= Aim =
Write out the lines of the listing below, from the first line up to and including the line with "Point bbox=[157, 622, 180, 636]". Copy them exactly and stop there.

= Material shown =
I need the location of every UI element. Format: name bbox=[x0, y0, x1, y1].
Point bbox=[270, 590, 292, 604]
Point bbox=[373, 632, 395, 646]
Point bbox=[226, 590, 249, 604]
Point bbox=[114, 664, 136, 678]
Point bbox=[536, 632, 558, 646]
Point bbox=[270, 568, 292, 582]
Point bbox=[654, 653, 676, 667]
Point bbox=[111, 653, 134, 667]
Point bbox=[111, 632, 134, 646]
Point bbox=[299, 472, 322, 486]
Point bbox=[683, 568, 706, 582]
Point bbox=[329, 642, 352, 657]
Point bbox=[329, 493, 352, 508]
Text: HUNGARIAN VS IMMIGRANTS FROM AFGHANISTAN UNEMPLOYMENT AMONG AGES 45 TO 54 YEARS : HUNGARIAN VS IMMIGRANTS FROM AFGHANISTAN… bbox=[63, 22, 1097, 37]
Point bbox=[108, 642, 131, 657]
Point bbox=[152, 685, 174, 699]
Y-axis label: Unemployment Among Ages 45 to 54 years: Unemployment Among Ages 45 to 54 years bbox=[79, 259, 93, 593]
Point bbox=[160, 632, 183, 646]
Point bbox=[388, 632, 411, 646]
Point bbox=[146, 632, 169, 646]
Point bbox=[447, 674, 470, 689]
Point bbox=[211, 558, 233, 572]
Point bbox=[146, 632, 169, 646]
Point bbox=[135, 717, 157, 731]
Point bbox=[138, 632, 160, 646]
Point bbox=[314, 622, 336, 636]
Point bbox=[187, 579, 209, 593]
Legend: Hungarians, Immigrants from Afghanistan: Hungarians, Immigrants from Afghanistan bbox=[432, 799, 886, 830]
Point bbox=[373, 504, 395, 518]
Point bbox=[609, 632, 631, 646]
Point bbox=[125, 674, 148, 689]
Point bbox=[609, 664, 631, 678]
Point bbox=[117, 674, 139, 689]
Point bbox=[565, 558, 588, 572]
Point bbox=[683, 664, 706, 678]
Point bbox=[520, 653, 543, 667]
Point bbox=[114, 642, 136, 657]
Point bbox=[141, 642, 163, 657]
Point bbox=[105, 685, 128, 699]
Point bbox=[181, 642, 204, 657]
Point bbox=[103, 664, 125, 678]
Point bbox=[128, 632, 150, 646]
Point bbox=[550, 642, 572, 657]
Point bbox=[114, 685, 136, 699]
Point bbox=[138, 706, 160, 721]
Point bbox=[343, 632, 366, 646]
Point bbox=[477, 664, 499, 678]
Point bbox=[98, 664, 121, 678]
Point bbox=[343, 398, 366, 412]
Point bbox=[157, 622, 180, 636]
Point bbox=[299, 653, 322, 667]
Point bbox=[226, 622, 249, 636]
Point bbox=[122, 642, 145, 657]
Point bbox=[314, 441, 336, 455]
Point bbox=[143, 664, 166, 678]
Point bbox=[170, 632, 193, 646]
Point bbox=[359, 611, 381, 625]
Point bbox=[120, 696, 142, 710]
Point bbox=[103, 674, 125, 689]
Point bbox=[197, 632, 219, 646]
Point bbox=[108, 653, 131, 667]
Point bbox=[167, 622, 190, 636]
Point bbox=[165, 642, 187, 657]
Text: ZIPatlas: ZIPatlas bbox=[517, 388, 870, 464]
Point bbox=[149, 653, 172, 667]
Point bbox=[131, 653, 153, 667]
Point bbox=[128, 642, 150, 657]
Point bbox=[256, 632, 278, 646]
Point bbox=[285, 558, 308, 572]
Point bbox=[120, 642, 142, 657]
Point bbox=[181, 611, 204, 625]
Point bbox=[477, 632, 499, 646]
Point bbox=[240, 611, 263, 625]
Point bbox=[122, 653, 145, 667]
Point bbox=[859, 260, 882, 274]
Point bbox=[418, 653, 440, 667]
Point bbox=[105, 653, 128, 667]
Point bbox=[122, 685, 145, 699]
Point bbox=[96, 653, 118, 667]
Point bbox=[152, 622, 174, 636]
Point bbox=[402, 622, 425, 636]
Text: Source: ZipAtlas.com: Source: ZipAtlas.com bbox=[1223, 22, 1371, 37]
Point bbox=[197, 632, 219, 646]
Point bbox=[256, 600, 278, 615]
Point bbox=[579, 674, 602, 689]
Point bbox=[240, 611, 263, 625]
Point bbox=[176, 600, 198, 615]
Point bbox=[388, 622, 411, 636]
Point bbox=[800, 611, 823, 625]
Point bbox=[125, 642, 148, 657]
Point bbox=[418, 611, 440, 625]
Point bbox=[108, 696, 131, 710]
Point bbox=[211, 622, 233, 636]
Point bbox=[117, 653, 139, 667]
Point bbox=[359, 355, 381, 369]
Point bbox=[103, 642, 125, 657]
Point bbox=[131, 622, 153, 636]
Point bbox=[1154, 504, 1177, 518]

= Solution to the problem =
I need the location of every UI element. Format: name bbox=[x0, y0, x1, y1].
Point bbox=[270, 590, 292, 604]
Point bbox=[373, 632, 395, 646]
Point bbox=[226, 590, 249, 604]
Point bbox=[114, 664, 136, 678]
Point bbox=[536, 632, 558, 646]
Point bbox=[270, 568, 292, 582]
Point bbox=[654, 653, 676, 667]
Point bbox=[111, 653, 134, 667]
Point bbox=[111, 632, 134, 646]
Point bbox=[299, 472, 322, 486]
Point bbox=[683, 568, 706, 582]
Point bbox=[329, 642, 352, 657]
Point bbox=[329, 493, 352, 508]
Text: HUNGARIAN VS IMMIGRANTS FROM AFGHANISTAN UNEMPLOYMENT AMONG AGES 45 TO 54 YEARS : HUNGARIAN VS IMMIGRANTS FROM AFGHANISTAN… bbox=[63, 22, 1097, 37]
Point bbox=[108, 642, 131, 657]
Point bbox=[152, 685, 174, 699]
Y-axis label: Unemployment Among Ages 45 to 54 years: Unemployment Among Ages 45 to 54 years bbox=[79, 259, 93, 593]
Point bbox=[160, 632, 183, 646]
Point bbox=[388, 632, 411, 646]
Point bbox=[146, 632, 169, 646]
Point bbox=[447, 674, 470, 689]
Point bbox=[211, 558, 233, 572]
Point bbox=[146, 632, 169, 646]
Point bbox=[135, 717, 157, 731]
Point bbox=[138, 632, 160, 646]
Point bbox=[314, 622, 336, 636]
Point bbox=[187, 579, 209, 593]
Legend: Hungarians, Immigrants from Afghanistan: Hungarians, Immigrants from Afghanistan bbox=[432, 799, 886, 830]
Point bbox=[373, 504, 395, 518]
Point bbox=[609, 632, 631, 646]
Point bbox=[125, 674, 148, 689]
Point bbox=[609, 664, 631, 678]
Point bbox=[117, 674, 139, 689]
Point bbox=[565, 558, 588, 572]
Point bbox=[683, 664, 706, 678]
Point bbox=[520, 653, 543, 667]
Point bbox=[114, 642, 136, 657]
Point bbox=[141, 642, 163, 657]
Point bbox=[105, 685, 128, 699]
Point bbox=[181, 642, 204, 657]
Point bbox=[103, 664, 125, 678]
Point bbox=[128, 632, 150, 646]
Point bbox=[550, 642, 572, 657]
Point bbox=[114, 685, 136, 699]
Point bbox=[138, 706, 160, 721]
Point bbox=[343, 632, 366, 646]
Point bbox=[477, 664, 499, 678]
Point bbox=[98, 664, 121, 678]
Point bbox=[343, 398, 366, 412]
Point bbox=[157, 622, 180, 636]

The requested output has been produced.